### Goal of the exercise
In the entries below, find the lines that include "rights" and give their number as the whole reply.

### Available data
==================================================
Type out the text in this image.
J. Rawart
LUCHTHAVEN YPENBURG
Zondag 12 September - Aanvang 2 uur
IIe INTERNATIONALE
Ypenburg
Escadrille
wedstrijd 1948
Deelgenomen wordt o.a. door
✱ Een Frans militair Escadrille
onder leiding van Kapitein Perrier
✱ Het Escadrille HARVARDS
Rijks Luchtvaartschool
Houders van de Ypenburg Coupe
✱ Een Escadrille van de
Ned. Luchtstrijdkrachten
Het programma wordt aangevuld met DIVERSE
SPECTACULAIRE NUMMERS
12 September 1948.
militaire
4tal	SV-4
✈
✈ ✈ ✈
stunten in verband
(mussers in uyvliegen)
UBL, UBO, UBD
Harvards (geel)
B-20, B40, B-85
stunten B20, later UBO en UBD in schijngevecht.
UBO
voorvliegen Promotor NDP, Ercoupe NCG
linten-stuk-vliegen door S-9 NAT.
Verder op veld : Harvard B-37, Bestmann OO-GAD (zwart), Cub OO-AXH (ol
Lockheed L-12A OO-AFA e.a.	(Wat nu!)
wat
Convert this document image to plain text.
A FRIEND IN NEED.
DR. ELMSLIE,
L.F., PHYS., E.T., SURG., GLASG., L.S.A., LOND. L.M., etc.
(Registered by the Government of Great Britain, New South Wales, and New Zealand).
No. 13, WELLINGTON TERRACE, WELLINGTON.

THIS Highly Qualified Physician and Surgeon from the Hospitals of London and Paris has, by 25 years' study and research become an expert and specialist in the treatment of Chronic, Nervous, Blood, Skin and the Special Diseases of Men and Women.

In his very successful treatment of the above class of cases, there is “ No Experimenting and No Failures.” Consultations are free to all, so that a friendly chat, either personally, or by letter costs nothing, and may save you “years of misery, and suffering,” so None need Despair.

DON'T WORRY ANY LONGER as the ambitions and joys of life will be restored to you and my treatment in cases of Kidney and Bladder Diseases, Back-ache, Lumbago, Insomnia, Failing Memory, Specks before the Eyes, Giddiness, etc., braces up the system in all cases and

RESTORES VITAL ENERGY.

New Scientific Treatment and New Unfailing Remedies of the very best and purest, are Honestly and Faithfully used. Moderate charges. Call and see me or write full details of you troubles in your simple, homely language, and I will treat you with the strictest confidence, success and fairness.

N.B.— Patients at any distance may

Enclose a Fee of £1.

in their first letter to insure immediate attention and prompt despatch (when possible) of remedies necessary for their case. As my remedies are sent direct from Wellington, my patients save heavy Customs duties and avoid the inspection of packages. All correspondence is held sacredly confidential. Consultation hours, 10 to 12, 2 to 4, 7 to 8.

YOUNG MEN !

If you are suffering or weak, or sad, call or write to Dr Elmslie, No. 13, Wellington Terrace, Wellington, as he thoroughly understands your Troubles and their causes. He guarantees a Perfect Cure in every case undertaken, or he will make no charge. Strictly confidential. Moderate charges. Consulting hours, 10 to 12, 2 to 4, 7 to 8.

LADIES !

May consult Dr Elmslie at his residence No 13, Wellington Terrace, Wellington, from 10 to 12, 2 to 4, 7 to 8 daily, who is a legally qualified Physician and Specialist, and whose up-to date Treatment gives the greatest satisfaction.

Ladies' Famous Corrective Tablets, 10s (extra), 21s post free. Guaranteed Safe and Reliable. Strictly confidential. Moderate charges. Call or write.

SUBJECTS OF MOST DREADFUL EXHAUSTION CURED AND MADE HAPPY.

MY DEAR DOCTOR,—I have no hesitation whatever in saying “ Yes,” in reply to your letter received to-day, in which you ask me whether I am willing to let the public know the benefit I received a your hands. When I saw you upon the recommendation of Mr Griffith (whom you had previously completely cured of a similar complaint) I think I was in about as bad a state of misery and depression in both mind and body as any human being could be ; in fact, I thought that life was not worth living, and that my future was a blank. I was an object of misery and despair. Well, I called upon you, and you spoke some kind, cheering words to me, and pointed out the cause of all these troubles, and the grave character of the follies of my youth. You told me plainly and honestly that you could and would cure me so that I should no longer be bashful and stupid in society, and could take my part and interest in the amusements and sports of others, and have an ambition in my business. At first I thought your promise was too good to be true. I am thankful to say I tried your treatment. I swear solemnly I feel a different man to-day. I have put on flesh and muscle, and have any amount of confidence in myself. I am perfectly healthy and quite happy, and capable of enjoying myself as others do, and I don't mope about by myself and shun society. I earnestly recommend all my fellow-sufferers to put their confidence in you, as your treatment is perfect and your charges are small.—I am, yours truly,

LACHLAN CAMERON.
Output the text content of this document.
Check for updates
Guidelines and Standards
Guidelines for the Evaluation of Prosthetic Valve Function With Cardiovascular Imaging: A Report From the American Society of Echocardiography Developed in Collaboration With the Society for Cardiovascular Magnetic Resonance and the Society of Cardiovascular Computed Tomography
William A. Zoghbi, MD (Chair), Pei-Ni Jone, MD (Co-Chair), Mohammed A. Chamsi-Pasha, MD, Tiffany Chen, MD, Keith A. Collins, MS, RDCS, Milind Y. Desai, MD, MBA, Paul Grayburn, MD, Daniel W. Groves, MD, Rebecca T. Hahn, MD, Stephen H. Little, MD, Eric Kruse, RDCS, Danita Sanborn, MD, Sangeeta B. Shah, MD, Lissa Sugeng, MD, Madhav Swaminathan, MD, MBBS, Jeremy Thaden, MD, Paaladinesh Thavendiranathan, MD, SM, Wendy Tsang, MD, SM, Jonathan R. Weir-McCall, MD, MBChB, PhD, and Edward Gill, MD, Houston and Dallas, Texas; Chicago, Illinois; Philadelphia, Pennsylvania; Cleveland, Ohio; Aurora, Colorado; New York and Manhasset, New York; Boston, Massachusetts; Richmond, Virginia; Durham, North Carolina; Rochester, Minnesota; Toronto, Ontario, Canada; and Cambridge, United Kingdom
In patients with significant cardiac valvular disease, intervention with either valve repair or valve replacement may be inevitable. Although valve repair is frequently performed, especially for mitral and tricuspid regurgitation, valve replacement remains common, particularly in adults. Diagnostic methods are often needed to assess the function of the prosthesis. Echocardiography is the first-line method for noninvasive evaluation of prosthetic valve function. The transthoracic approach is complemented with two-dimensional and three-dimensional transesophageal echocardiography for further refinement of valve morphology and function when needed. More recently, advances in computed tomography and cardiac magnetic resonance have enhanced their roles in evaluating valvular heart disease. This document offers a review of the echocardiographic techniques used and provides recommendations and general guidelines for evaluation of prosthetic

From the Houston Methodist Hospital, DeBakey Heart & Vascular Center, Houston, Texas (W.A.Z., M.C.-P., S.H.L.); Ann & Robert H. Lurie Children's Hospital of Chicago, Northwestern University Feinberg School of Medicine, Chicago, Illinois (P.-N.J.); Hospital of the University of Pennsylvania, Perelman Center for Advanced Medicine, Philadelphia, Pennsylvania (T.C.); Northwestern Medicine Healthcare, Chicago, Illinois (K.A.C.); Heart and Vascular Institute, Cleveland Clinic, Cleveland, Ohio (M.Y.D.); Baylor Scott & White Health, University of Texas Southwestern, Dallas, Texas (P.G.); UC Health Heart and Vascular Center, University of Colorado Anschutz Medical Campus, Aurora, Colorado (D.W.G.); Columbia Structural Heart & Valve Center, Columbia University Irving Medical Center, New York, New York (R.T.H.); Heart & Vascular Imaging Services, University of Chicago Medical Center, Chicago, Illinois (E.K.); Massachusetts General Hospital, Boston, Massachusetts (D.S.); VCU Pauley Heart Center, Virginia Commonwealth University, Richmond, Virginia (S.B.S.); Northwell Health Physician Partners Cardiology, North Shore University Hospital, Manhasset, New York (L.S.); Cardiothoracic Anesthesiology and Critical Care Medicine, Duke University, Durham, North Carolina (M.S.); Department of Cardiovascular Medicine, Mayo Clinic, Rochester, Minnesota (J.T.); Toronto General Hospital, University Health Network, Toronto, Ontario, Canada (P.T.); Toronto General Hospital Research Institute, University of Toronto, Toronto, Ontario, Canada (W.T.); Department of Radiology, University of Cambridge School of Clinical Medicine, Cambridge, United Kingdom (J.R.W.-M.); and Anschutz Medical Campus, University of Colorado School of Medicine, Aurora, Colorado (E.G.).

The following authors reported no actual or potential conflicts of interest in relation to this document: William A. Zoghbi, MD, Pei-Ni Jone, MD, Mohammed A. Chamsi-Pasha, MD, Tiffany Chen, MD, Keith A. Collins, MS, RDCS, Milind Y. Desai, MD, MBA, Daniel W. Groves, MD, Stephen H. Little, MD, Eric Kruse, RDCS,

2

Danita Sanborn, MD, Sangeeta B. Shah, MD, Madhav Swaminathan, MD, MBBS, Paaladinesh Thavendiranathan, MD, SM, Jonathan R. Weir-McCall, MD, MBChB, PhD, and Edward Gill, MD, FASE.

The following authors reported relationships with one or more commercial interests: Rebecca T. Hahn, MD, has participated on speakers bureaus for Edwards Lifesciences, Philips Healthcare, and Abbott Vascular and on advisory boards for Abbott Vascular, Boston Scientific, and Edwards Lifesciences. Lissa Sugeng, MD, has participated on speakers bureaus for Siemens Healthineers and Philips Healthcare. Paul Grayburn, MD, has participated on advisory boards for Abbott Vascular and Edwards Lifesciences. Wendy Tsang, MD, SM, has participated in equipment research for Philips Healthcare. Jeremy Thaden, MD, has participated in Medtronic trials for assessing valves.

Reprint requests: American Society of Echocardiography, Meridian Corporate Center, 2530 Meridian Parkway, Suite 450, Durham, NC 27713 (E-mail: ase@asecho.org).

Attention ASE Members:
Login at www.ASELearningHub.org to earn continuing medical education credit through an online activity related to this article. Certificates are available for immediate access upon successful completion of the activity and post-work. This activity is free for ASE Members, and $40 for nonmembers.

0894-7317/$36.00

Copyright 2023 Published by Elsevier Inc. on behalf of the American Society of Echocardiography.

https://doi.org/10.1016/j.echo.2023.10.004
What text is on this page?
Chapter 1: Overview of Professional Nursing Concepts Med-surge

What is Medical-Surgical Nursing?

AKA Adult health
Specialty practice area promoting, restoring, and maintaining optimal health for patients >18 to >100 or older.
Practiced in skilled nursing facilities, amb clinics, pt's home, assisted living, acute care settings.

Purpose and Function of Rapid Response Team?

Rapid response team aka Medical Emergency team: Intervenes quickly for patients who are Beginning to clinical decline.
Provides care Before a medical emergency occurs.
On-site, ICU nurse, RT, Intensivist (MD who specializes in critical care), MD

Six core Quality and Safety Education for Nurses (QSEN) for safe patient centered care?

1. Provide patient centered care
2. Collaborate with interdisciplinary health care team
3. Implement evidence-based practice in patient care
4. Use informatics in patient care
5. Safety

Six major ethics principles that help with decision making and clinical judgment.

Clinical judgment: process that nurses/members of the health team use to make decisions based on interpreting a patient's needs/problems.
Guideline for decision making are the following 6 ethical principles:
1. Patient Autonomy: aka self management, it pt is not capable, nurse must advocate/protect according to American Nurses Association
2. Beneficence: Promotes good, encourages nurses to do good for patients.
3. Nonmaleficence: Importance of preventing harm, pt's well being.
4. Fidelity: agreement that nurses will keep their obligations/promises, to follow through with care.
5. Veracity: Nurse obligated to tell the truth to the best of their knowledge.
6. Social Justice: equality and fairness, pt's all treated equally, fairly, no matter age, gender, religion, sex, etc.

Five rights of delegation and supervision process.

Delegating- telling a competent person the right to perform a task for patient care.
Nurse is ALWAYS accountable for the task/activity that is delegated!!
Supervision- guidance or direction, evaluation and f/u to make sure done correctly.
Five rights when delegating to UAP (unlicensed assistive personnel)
==================================================
### Output for this task
2